Given instruction
Gather each line of the records where "Enabled" appears.

** begin Supplied data **

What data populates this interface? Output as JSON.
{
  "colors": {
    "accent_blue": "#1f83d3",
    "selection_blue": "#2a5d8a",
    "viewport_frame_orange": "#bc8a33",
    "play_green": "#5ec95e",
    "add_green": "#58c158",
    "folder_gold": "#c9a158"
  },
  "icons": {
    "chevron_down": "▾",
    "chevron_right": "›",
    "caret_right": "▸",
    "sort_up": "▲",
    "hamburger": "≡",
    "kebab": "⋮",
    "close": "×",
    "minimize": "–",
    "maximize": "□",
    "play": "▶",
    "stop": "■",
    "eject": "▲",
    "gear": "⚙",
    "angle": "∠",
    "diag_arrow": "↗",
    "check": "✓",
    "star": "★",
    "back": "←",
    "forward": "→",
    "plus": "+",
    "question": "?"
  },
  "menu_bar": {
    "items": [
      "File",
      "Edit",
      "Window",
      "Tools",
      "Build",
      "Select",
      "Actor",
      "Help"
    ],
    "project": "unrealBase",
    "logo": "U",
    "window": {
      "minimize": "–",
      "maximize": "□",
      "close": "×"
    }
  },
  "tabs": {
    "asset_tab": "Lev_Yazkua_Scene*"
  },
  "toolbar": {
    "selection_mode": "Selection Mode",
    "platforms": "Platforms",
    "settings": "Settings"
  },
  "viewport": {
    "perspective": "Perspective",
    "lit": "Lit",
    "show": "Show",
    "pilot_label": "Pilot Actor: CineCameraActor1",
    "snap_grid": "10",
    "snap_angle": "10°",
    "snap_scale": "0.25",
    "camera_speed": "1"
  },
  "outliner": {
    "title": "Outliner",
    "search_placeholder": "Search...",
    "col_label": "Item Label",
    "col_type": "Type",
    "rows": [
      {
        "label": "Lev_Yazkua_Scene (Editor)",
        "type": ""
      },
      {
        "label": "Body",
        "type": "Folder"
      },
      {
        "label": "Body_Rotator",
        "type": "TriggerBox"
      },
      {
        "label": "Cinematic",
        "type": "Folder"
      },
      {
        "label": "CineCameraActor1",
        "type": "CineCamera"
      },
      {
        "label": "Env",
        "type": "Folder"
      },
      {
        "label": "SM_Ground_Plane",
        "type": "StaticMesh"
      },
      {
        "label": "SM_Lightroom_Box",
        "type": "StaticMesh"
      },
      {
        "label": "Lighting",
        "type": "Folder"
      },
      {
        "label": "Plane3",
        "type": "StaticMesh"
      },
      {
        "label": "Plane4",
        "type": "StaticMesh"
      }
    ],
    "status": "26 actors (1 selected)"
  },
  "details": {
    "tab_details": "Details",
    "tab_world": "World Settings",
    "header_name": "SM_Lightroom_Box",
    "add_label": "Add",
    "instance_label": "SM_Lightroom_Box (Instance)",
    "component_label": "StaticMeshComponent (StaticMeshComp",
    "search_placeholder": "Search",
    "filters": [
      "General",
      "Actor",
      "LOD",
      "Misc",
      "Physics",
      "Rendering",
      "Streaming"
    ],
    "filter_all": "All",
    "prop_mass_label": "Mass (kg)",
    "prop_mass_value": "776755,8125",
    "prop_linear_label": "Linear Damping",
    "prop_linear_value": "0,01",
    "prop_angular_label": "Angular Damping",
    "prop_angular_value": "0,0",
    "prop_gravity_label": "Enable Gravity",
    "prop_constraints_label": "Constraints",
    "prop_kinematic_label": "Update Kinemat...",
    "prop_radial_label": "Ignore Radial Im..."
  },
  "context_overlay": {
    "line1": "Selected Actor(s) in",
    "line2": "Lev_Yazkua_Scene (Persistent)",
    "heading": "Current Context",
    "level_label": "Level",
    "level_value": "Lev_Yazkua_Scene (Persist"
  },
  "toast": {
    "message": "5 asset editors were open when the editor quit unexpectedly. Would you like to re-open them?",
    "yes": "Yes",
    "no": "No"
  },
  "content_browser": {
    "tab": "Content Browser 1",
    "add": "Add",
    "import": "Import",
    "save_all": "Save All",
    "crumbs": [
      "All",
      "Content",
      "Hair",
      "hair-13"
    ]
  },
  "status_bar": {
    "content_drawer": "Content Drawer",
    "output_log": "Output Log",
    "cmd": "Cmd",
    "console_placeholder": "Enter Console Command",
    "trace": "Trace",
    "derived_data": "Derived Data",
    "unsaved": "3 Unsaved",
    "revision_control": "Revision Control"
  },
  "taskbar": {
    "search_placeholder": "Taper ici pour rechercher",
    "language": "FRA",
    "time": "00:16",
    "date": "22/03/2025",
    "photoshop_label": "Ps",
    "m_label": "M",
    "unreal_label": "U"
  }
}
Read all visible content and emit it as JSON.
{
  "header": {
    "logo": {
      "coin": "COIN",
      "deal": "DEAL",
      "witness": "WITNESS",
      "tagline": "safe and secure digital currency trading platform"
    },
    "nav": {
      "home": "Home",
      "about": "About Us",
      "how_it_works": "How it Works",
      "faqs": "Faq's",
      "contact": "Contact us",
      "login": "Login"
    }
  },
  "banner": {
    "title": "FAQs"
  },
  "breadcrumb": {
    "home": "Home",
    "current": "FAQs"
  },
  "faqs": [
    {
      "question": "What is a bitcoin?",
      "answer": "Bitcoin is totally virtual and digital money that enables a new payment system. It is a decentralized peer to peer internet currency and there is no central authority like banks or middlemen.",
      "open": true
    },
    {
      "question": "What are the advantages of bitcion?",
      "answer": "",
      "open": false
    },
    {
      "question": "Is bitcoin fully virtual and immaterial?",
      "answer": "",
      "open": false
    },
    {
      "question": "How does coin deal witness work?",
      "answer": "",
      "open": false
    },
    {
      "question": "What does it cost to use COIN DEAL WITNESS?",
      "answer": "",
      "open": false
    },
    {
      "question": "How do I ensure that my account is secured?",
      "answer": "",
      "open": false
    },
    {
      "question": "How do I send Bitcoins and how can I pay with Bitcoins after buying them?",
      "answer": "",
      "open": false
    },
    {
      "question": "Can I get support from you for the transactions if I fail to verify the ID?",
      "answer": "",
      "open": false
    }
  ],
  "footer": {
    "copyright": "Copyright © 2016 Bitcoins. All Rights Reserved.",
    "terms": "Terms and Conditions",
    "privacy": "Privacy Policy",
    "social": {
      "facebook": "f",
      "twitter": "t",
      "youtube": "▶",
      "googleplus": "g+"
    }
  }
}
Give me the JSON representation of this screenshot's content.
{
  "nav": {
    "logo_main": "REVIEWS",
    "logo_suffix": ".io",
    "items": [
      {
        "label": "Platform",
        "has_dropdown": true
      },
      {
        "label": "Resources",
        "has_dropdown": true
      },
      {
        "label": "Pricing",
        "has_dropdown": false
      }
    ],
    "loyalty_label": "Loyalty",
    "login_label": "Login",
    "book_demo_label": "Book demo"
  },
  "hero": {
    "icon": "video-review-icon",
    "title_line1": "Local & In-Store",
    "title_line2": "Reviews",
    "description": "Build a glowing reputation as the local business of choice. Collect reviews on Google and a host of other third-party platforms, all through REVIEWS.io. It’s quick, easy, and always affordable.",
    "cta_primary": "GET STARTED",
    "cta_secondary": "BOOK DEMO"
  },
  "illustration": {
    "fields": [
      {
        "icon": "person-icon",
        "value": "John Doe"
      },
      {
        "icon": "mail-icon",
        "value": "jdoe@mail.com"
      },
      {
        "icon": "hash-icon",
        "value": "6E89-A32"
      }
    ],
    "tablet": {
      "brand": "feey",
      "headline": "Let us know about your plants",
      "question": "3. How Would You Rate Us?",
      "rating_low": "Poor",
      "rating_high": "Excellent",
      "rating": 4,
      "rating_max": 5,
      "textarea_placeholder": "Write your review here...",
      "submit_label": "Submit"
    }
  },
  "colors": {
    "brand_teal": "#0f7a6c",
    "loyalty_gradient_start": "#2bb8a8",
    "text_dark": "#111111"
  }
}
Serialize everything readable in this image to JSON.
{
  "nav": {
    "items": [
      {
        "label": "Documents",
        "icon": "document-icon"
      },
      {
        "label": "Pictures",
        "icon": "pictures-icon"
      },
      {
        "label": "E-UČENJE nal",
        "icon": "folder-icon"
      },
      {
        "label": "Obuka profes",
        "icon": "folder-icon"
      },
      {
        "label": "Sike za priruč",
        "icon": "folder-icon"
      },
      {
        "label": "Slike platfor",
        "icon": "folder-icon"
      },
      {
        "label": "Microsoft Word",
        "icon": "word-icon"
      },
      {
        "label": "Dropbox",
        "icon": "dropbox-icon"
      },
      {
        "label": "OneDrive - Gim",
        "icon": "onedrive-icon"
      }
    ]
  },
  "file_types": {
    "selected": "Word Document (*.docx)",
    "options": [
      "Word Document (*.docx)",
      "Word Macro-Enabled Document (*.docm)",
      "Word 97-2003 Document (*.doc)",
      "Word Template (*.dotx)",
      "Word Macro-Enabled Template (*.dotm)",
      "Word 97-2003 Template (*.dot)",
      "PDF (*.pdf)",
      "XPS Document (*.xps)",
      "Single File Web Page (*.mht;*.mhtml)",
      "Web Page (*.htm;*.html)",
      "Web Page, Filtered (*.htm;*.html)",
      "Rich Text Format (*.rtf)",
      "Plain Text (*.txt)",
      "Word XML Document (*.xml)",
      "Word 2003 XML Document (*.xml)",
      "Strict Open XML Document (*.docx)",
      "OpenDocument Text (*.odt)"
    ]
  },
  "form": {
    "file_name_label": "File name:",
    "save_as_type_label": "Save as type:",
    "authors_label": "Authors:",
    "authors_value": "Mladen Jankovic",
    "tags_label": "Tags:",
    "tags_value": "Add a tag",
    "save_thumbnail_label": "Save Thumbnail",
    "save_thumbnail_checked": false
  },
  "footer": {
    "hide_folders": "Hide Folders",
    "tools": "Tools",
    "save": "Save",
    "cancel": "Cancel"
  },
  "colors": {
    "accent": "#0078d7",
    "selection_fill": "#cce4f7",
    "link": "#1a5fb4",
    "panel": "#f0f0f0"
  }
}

** end Supplied data **

Output for this exercise
      "Word Macro-Enabled Document (*.docm)",
      "Word Macro-Enabled Template (*.dotm)",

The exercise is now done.